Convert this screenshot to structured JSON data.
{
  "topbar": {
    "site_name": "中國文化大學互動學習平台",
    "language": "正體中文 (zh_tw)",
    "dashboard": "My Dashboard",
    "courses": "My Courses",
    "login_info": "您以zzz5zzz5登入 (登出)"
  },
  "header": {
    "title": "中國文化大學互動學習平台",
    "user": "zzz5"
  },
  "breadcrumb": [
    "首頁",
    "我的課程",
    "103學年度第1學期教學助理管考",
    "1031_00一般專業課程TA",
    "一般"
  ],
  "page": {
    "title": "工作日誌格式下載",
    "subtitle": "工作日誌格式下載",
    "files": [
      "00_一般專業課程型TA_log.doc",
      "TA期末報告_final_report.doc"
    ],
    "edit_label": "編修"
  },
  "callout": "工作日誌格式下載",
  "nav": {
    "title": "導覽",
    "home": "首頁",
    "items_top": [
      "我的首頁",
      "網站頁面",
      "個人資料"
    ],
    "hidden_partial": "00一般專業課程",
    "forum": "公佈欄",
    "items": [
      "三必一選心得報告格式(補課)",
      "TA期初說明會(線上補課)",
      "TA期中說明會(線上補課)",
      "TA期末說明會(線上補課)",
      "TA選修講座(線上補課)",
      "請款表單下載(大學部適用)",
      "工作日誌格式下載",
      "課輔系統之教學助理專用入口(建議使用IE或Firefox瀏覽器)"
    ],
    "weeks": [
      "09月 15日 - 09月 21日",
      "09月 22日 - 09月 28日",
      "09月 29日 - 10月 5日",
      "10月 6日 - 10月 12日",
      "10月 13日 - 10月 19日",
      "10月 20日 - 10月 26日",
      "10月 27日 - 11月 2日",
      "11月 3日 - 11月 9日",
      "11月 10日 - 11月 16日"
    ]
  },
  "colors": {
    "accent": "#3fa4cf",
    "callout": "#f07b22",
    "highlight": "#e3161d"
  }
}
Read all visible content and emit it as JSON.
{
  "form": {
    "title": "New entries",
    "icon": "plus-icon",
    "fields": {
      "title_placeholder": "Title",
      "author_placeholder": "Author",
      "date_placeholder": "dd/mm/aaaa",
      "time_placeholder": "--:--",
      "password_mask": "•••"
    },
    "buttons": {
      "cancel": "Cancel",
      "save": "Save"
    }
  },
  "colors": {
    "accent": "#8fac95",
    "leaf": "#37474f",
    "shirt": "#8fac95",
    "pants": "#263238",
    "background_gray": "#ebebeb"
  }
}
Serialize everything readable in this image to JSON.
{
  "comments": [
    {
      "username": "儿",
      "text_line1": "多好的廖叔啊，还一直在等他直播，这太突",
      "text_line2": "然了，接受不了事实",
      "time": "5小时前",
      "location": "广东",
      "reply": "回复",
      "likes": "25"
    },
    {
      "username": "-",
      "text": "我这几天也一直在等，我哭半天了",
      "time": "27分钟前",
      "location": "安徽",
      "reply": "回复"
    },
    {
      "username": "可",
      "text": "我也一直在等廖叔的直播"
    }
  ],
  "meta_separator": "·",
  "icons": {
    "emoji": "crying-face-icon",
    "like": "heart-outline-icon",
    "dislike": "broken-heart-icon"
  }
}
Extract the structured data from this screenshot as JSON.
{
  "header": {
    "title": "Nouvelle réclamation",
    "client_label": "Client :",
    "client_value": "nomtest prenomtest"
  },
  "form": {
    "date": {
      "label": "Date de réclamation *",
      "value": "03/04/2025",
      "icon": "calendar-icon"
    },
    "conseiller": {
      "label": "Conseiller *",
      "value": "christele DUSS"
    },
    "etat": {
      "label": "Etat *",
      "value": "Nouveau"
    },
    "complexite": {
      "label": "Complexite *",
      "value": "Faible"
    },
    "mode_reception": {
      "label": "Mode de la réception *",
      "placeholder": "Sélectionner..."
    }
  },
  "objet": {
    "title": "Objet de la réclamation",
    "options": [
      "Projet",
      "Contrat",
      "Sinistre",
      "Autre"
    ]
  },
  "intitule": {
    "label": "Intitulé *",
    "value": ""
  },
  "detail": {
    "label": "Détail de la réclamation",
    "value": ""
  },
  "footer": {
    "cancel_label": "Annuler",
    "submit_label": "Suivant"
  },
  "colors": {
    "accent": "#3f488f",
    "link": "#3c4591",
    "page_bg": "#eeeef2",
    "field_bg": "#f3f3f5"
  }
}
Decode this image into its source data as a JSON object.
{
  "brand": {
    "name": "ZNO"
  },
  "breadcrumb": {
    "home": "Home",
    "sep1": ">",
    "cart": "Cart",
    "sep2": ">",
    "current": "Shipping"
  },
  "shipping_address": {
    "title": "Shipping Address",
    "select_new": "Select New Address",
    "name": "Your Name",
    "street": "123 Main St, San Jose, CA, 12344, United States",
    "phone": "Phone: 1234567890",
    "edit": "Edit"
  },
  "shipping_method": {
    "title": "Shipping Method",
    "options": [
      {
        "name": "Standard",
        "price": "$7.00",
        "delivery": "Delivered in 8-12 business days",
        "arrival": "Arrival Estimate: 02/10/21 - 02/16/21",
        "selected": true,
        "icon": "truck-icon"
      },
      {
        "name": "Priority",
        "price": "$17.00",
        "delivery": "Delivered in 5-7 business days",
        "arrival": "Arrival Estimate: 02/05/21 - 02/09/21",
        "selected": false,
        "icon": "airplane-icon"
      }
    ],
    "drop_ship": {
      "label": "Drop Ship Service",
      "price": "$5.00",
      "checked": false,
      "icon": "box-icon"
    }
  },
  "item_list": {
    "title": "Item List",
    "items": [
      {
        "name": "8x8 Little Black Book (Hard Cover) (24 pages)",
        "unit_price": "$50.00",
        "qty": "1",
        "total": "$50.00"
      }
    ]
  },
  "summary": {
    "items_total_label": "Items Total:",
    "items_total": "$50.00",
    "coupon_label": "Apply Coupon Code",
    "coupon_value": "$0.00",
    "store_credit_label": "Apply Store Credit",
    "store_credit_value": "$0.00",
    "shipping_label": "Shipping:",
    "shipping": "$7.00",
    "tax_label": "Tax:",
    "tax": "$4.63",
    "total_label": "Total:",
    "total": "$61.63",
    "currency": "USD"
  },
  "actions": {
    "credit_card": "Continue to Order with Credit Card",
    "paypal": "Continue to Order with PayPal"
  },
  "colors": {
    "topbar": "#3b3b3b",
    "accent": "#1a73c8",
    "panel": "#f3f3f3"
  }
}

> **GIVEN PROBLEM**: Go through the records above and set each one down exactly, please.

> **TASK RESULT**:
Convert this screenshot to structured JSON data.
{
  "topbar": {
    "site_name": "中國文化大學互動學習平台",
    "language": "正體中文 (zh_tw)",
    "dashboard": "My Dashboard",
    "courses": "My Courses",
    "login_info": "您以zzz5zzz5登入 (登出)"
  },
  "header": {
    "title": "中國文化大學互動學習平台",
    "user": "zzz5"
  },
  "breadcrumb": [
    "首頁",
    "我的課程",
    "103學年度第1學期教學助理管考",
    "1031_00一般專業課程TA",
    "一般"
  ],
  "page": {
    "title": "工作日誌格式下載",
    "subtitle": "工作日誌格式下載",
    "files": [
      "00_一般專業課程型TA_log.doc",
      "TA期末報告_final_report.doc"
    ],
    "edit_label": "編修"
  },
  "callout": "工作日誌格式下載",
  "nav": {
    "title": "導覽",
    "home": "首頁",
    "items_top": [
      "我的首頁",
      "網站頁面",
      "個人資料"
    ],
    "hidden_partial": "00一般專業課程",
    "forum": "公佈欄",
    "items": [
      "三必一選心得報告格式(補課)",
      "TA期初說明會(線上補課)",
      "TA期中說明會(線上補課)",
      "TA期末說明會(線上補課)",
      "TA選修講座(線上補課)",
      "請款表單下載(大學部適用)",
      "工作日誌格式下載",
      "課輔系統之教學助理專用入口(建議使用IE或Firefox瀏覽器)"
    ],
    "weeks": [
      "09月 15日 - 09月 21日",
      "09月 22日 - 09月 28日",
      "09月 29日 - 10月 5日",
      "10月 6日 - 10月 12日",
      "10月 13日 - 10月 19日",
      "10月 20日 - 10月 26日",
      "10月 27日 - 11月 2日",
      "11月 3日 - 11月 9日",
      "11月 10日 - 11月 16日"
    ]
  },
  "colors": {
    "accent": "#3fa4cf",
    "callout": "#f07b22",
    "highlight": "#e3161d"
  }
}
Read all visible content and emit it as JSON.
{
  "form": {
    "title": "New entries",
    "icon": "plus-icon",
    "fields": {
      "title_placeholder": "Title",
      "author_placeholder": "Author",
      "date_placeholder": "dd/mm/aaaa",
      "time_placeholder": "--:--",
      "password_mask": "•••"
    },
    "buttons": {
      "cancel": "Cancel",
      "save": "Save"
    }
  },
  "colors": {
    "accent": "#8fac95",
    "leaf": "#37474f",
    "shirt": "#8fac95",
    "pants": "#263238",
    "background_gray": "#ebebeb"
  }
}
Serialize everything readable in this image to JSON.
{
  "comments": [
    {
      "username": "儿",
      "text_line1": "多好的廖叔啊，还一直在等他直播，这太突",
      "text_line2": "然了，接受不了事实",
      "time": "5小时前",
      "location": "广东",
      "reply": "回复",
      "likes": "25"
    },
    {
      "username": "-",
      "text": "我这几天也一直在等，我哭半天了",
      "time": "27分钟前",
      "location": "安徽",
      "reply": "回复"
    },
    {
      "username": "可",
      "text": "我也一直在等廖叔的直播"
    }
  ],
  "meta_separator": "·",
  "icons": {
    "emoji": "crying-face-icon",
    "like": "heart-outline-icon",
    "dislike": "broken-heart-icon"
  }
}
Extract the structured data from this screenshot as JSON.
{
  "header": {
    "title": "Nouvelle réclamation",
    "client_label": "Client :",
    "client_value": "nomtest prenomtest"
  },
  "form": {
    "date": {
      "label": "Date de réclamation *",
      "value": "03/04/2025",
      "icon": "calendar-icon"
    },
    "conseiller": {
      "label": "Conseiller *",
      "value": "christele DUSS"
    },
    "etat": {
      "label": "Etat *",
      "value": "Nouveau"
    },
    "complexite": {
      "label": "Complexite *",
      "value": "Faible"
    },
    "mode_reception": {
      "label": "Mode de la réception *",
      "placeholder": "Sélectionner..."
    }
  },
  "objet": {
    "title": "Objet de la réclamation",
    "options": [
      "Projet",
      "Contrat",
      "Sinistre",
      "Autre"
    ]
  },
  "intitule": {
    "label": "Intitulé *",
    "value": ""
  },
  "detail": {
    "label": "Détail de la réclamation",
    "value": ""
  },
  "footer": {
    "cancel_label": "Annuler",
    "submit_label": "Suivant"
  },
  "colors": {
    "accent": "#3f488f",
    "link": "#3c4591",
    "page_bg": "#eeeef2",
    "field_bg": "#f3f3f5"
  }
}
Decode this image into its source data as a JSON object.
{
  "brand": {
    "name": "ZNO"
  },
  "breadcrumb": {
    "home": "Home",
    "sep1": ">",
    "cart": "Cart",
    "sep2": ">",
    "current": "Shipping"
  },
  "shipping_address": {
    "title": "Shipping Address",
    "select_new": "Select New Address",
    "name": "Your Name",
    "street": "123 Main St, San Jose, CA, 12344, United States",
    "phone": "Phone: 1234567890",
    "edit": "Edit"
  },
  "shipping_method": {
    "title": "Shipping Method",
    "options": [
      {
        "name": "Standard",
        "price": "$7.00",
        "delivery": "Delivered in 8-12 business days",
        "arrival": "Arrival Estimate: 02/10/21 - 02/16/21",
        "selected": true,
        "icon": "truck-icon"
      },
      {
        "name": "Priority",
        "price": "$17.00",
        "delivery": "Delivered in 5-7 business days",
        "arrival": "Arrival Estimate: 02/05/21 - 02/09/21",
        "selected": false,
        "icon": "airplane-icon"
      }
    ],
    "drop_ship": {
      "label": "Drop Ship Service",
      "price": "$5.00",
      "checked": false,
      "icon": "box-icon"
    }
  },
  "item_list": {
    "title": "Item List",
    "items": [
      {
        "name": "8x8 Little Black Book (Hard Cover) (24 pages)",
        "unit_price": "$50.00",
        "qty": "1",
        "total": "$50.00"
      }
    ]
  },
  "summary": {
    "items_total_label": "Items Total:",
    "items_total": "$50.00",
    "coupon_label": "Apply Coupon Code",
    "coupon_value": "$0.00",
    "store_credit_label": "Apply Store Credit",
    "store_credit_value": "$0.00",
    "shipping_label": "Shipping:",
    "shipping": "$7.00",
    "tax_label": "Tax:",
    "tax": "$4.63",
    "total_label": "Total:",
    "total": "$61.63",
    "currency": "USD"
  },
  "actions": {
    "credit_card": "Continue to Order with Credit Card",
    "paypal": "Continue to Order with PayPal"
  },
  "colors": {
    "topbar": "#3b3b3b",
    "accent": "#1a73c8",
    "panel": "#f3f3f3"
  }
}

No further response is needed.